TASK BRIEF: Below are some records; return each one exactly.

(Saved entries)
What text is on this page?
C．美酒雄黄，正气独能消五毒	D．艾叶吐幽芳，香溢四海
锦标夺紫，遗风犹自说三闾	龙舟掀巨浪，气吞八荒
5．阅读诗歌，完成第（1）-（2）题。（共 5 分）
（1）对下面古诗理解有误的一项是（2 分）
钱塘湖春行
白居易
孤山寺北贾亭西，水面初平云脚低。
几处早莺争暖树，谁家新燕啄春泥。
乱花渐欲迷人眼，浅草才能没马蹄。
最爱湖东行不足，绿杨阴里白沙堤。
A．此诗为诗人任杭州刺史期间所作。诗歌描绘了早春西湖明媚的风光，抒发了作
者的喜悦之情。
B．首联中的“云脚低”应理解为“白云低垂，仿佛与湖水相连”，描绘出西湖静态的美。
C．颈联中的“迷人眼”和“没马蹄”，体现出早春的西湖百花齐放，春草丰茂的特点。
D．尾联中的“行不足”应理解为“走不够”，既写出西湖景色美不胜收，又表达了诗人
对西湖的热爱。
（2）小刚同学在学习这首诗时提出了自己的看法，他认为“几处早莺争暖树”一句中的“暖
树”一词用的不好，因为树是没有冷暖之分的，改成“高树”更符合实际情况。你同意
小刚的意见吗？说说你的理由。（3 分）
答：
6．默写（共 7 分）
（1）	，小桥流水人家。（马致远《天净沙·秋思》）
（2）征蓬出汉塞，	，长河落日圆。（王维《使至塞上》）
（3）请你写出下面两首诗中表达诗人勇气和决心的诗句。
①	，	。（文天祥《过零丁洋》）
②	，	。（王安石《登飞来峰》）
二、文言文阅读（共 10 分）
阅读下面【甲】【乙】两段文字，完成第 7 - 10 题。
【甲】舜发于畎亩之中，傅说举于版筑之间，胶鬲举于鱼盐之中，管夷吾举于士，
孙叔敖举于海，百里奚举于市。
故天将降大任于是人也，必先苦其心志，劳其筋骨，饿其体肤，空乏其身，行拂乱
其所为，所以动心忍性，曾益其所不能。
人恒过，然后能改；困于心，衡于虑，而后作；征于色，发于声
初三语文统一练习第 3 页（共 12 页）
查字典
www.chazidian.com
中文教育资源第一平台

FINAL RESULT:
What text is on this page?
C．美酒雄黄，正气独能消五毒	D．艾叶吐幽芳，香溢四海
锦标夺紫，遗风犹自说三闾	龙舟掀巨浪，气吞八荒
5．阅读诗歌，完成第（1）-（2）题。（共 5 分）
（1）对下面古诗理解有误的一项是（2 分）
钱塘湖春行
白居易
孤山寺北贾亭西，水面初平云脚低。
几处早莺争暖树，谁家新燕啄春泥。
乱花渐欲迷人眼，浅草才能没马蹄。
最爱湖东行不足，绿杨阴里白沙堤。
A．此诗为诗人任杭州刺史期间所作。诗歌描绘了早春西湖明媚的风光，抒发了作
者的喜悦之情。
B．首联中的“云脚低”应理解为“白云低垂，仿佛与湖水相连”，描绘出西湖静态的美。
C．颈联中的“迷人眼”和“没马蹄”，体现出早春的西湖百花齐放，春草丰茂的特点。
D．尾联中的“行不足”应理解为“走不够”，既写出西湖景色美不胜收，又表达了诗人
对西湖的热爱。
（2）小刚同学在学习这首诗时提出了自己的看法，他认为“几处早莺争暖树”一句中的“暖
树”一词用的不好，因为树是没有冷暖之分的，改成“高树”更符合实际情况。你同意
小刚的意见吗？说说你的理由。（3 分）
答：
6．默写（共 7 分）
（1）	，小桥流水人家。（马致远《天净沙·秋思》）
（2）征蓬出汉塞，	，长河落日圆。（王维《使至塞上》）
（3）请你写出下面两首诗中表达诗人勇气和决心的诗句。
①	，	。（文天祥《过零丁洋》）
②	，	。（王安石《登飞来峰》）
二、文言文阅读（共 10 分）
阅读下面【甲】【乙】两段文字，完成第 7 - 10 题。
【甲】舜发于畎亩之中，傅说举于版筑之间，胶鬲举于鱼盐之中，管夷吾举于士，
孙叔敖举于海，百里奚举于市。
故天将降大任于是人也，必先苦其心志，劳其筋骨，饿其体肤，空乏其身，行拂乱
其所为，所以动心忍性，曾益其所不能。
人恒过，然后能改；困于心，衡于虑，而后作；征于色，发于声
初三语文统一练习第 3 页（共 12 页）
查字典
www.chazidian.com
中文教育资源第一平台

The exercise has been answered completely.